(Element placement data)

** Begin **

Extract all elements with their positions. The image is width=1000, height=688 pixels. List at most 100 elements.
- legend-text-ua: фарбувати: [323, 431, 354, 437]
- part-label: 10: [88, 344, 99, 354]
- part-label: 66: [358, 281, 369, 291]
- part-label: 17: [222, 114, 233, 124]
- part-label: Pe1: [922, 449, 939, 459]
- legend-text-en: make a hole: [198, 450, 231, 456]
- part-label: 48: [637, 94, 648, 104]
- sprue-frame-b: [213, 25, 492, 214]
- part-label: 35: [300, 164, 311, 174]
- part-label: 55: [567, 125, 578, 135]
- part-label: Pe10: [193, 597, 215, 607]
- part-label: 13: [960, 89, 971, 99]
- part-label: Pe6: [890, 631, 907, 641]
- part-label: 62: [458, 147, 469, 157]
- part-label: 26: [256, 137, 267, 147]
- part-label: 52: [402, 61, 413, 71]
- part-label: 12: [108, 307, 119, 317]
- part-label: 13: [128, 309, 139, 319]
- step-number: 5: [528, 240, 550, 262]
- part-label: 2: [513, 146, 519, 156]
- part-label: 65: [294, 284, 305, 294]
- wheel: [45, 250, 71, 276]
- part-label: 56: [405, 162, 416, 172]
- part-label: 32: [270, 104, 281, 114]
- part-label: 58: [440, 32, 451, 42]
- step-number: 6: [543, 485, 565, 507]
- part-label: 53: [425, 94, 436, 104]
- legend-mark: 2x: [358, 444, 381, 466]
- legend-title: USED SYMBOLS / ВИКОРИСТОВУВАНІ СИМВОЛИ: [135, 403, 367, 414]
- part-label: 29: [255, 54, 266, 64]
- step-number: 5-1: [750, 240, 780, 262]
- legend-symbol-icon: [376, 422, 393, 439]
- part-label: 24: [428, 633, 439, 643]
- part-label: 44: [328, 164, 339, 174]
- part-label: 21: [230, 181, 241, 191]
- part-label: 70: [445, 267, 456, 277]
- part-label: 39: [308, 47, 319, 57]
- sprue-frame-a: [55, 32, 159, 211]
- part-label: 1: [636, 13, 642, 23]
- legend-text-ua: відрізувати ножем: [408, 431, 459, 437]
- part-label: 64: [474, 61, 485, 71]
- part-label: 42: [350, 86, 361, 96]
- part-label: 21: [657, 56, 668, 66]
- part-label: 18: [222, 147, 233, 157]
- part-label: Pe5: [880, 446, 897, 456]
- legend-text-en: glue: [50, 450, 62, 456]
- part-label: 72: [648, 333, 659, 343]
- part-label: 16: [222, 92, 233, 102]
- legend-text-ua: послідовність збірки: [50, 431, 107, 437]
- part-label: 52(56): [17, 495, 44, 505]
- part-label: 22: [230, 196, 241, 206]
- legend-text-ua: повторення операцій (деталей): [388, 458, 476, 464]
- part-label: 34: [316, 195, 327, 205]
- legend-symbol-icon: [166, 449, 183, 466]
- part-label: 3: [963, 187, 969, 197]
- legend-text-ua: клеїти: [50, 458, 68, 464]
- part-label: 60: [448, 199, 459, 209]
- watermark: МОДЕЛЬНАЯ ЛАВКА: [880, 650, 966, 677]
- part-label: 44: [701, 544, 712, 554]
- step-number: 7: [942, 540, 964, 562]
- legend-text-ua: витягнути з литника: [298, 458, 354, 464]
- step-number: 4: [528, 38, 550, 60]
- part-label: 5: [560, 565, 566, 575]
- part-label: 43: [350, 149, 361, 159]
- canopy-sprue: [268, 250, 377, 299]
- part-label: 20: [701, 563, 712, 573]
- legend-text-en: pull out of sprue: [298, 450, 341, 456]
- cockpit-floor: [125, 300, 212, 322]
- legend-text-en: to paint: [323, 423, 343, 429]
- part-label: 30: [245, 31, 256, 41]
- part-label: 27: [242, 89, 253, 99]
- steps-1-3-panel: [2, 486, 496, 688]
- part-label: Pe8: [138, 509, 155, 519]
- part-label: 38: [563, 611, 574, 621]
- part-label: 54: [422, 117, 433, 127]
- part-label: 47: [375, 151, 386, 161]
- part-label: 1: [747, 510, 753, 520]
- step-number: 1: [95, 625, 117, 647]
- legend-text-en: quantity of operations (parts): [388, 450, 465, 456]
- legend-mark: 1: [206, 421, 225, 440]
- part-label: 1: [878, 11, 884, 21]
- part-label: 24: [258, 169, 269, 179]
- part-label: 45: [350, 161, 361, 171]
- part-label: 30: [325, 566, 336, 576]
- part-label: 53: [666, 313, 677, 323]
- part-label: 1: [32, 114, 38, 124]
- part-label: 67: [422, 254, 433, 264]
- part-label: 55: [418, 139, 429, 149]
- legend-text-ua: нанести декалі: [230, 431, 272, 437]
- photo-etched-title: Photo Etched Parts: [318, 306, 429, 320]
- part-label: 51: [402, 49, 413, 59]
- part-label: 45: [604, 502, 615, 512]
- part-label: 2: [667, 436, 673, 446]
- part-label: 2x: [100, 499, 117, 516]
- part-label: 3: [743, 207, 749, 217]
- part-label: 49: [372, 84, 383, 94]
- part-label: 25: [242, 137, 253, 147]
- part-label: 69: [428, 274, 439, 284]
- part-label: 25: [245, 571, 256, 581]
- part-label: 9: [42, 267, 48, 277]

** End **

Reproduce every line of the entries above, character for character.

Exercise solution:
Extract all elements with their positions. The image is width=1000, height=688 pixels. List at most 100 elements.
- legend-text-ua: фарбувати: [323, 431, 354, 437]
- part-label: 10: [88, 344, 99, 354]
- part-label: 66: [358, 281, 369, 291]
- part-label: 17: [222, 114, 233, 124]
- part-label: Pe1: [922, 449, 939, 459]
- legend-text-en: make a hole: [198, 450, 231, 456]
- part-label: 48: [637, 94, 648, 104]
- sprue-frame-b: [213, 25, 492, 214]
- part-label: 35: [300, 164, 311, 174]
- part-label: 55: [567, 125, 578, 135]
- part-label: Pe10: [193, 597, 215, 607]
- part-label: 13: [960, 89, 971, 99]
- part-label: Pe6: [890, 631, 907, 641]
- part-label: 62: [458, 147, 469, 157]
- part-label: 26: [256, 137, 267, 147]
- part-label: 52: [402, 61, 413, 71]
- part-label: 12: [108, 307, 119, 317]
- part-label: 13: [128, 309, 139, 319]
- step-number: 5: [528, 240, 550, 262]
- part-label: 2: [513, 146, 519, 156]
- part-label: 65: [294, 284, 305, 294]
- wheel: [45, 250, 71, 276]
- part-label: 56: [405, 162, 416, 172]
- part-label: 32: [270, 104, 281, 114]
- part-label: 58: [440, 32, 451, 42]
- step-number: 6: [543, 485, 565, 507]
- part-label: 53: [425, 94, 436, 104]
- legend-mark: 2x: [358, 444, 381, 466]
- legend-title: USED SYMBOLS / ВИКОРИСТОВУВАНІ СИМВОЛИ: [135, 403, 367, 414]
- part-label: 29: [255, 54, 266, 64]
- step-number: 5-1: [750, 240, 780, 262]
- legend-symbol-icon: [376, 422, 393, 439]
- part-label: 24: [428, 633, 439, 643]
- part-label: 44: [328, 164, 339, 174]
- part-label: 21: [230, 181, 241, 191]
- part-label: 70: [445, 267, 456, 277]
- part-label: 39: [308, 47, 319, 57]
- sprue-frame-a: [55, 32, 159, 211]
- part-label: 1: [636, 13, 642, 23]
- legend-text-ua: відрізувати ножем: [408, 431, 459, 437]
- part-label: 64: [474, 61, 485, 71]
- part-label: 42: [350, 86, 361, 96]
- part-label: 21: [657, 56, 668, 66]
- part-label: 18: [222, 147, 233, 157]
- part-label: Pe5: [880, 446, 897, 456]
- legend-text-en: glue: [50, 450, 62, 456]
- part-label: 72: [648, 333, 659, 343]
- part-label: 16: [222, 92, 233, 102]
- legend-text-ua: послідовність збірки: [50, 431, 107, 437]
- part-label: 52(56): [17, 495, 44, 505]
- part-label: 22: [230, 196, 241, 206]
- legend-text-ua: повторення операцій (деталей): [388, 458, 476, 464]
- part-label: 34: [316, 195, 327, 205]
- legend-symbol-icon: [166, 449, 183, 466]
- part-label: 3: [963, 187, 969, 197]
- legend-text-ua: клеїти: [50, 458, 68, 464]
- part-label: 60: [448, 199, 459, 209]
- watermark: МОДЕЛЬНАЯ ЛАВКА: [880, 650, 966, 677]
- part-label: 44: [701, 544, 712, 554]
- step-number: 7: [942, 540, 964, 562]
- legend-text-ua: витягнути з литника: [298, 458, 354, 464]
- step-number: 4: [528, 38, 550, 60]
- part-label: 5: [560, 565, 566, 575]
- part-label: 43: [350, 149, 361, 159]
- canopy-sprue: [268, 250, 377, 299]
- part-label: 20: [701, 563, 712, 573]
- legend-text-en: pull out of sprue: [298, 450, 341, 456]
- cockpit-floor: [125, 300, 212, 322]
- legend-text-en: to paint: [323, 423, 343, 429]
- part-label: 30: [245, 31, 256, 41]
- part-label: 27: [242, 89, 253, 99]
- steps-1-3-panel: [2, 486, 496, 688]
- part-label: Pe8: [138, 509, 155, 519]
- part-label: 38: [563, 611, 574, 621]
- part-label: 54: [422, 117, 433, 127]
- part-label: 47: [375, 151, 386, 161]
- part-label: 1: [747, 510, 753, 520]
- step-number: 1: [95, 625, 117, 647]
- legend-text-en: quantity of operations (parts): [388, 450, 465, 456]
- legend-mark: 1: [206, 421, 225, 440]
- part-label: 1: [878, 11, 884, 21]
- part-label: 24: [258, 169, 269, 179]
- part-label: 45: [350, 161, 361, 171]
- part-label: 30: [325, 566, 336, 576]
- part-label: 53: [666, 313, 677, 323]
- part-label: 1: [32, 114, 38, 124]
- part-label: 67: [422, 254, 433, 264]
- part-label: 55: [418, 139, 429, 149]
- legend-text-ua: нанести декалі: [230, 431, 272, 437]
- photo-etched-title: Photo Etched Parts: [318, 306, 429, 320]
- part-label: 51: [402, 49, 413, 59]
- part-label: 45: [604, 502, 615, 512]
- part-label: 2: [667, 436, 673, 446]
- part-label: 2x: [100, 499, 117, 516]
- part-label: 3: [743, 207, 749, 217]
- part-label: 49: [372, 84, 383, 94]
- part-label: 25: [242, 137, 253, 147]
- part-label: 69: [428, 274, 439, 284]
- part-label: 25: [245, 571, 256, 581]
- part-label: 9: [42, 267, 48, 277]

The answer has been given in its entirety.